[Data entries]
-*-

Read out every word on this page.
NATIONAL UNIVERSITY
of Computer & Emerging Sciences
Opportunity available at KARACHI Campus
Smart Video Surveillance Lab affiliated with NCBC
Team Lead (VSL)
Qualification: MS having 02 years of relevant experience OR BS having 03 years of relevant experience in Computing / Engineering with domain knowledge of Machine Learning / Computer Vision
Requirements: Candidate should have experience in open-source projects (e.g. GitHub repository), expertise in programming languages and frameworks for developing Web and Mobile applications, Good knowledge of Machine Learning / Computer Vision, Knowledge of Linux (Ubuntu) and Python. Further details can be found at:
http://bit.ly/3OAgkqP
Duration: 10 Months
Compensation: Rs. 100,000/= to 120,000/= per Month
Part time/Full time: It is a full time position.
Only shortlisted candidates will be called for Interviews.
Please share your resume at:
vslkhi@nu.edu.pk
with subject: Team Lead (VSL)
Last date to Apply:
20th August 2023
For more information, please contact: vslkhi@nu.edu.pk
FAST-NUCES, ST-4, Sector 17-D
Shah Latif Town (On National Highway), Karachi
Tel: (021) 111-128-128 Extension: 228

-*-

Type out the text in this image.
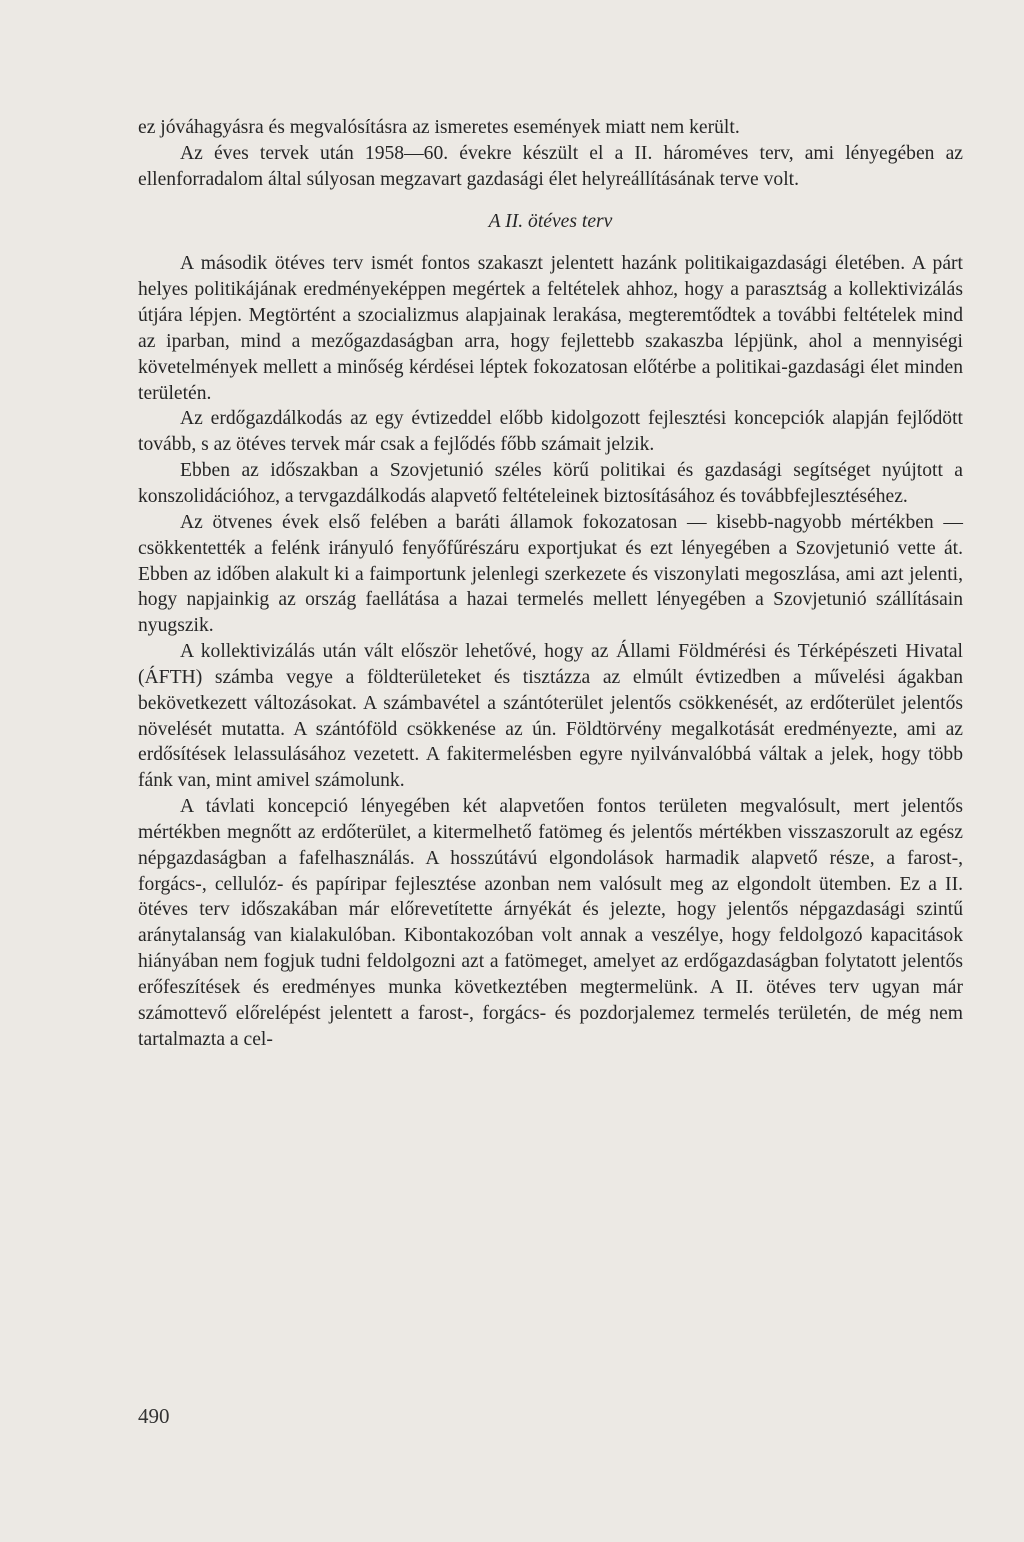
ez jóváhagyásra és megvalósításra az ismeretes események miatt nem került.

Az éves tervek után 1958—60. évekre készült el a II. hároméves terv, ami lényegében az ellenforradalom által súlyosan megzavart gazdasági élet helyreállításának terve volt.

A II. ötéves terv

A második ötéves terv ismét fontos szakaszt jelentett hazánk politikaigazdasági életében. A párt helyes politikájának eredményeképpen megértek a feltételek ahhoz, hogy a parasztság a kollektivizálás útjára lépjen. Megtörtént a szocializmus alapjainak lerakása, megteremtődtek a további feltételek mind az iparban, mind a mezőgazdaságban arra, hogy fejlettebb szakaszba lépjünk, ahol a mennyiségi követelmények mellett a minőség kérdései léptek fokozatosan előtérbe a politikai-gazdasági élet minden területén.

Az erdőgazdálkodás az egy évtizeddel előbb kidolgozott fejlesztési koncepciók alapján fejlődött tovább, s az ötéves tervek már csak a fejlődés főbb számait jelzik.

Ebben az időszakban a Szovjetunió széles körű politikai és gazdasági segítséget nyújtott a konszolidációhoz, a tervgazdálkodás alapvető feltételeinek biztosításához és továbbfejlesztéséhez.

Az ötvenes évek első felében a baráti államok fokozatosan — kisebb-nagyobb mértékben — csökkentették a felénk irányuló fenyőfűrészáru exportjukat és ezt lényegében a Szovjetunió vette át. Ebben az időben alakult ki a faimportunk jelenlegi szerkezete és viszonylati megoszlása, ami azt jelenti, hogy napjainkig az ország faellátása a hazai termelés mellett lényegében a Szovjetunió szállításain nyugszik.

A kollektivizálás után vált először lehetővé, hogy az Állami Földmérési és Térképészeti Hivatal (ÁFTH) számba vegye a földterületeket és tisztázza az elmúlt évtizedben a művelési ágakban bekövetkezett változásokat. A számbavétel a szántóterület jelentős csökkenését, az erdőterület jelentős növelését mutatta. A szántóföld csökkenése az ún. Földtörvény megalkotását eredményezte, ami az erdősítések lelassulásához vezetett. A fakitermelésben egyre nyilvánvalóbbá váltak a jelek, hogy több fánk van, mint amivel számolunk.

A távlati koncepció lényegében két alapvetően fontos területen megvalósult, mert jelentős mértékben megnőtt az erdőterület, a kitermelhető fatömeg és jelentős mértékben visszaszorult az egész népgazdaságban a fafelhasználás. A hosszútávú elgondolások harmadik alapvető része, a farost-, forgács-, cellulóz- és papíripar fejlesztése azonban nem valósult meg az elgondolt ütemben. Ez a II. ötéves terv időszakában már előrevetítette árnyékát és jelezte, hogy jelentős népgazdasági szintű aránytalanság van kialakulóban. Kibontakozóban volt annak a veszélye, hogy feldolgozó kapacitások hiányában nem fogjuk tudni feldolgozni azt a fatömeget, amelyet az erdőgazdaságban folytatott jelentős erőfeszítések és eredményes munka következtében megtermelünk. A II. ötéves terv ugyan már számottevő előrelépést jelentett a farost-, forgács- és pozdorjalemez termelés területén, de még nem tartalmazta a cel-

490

-*-

__Request__.
Only lines with the word "Team" are wanted, so copy each one from the records.

__Reply__.
Team Lead (VSL)
with subject: Team Lead (VSL)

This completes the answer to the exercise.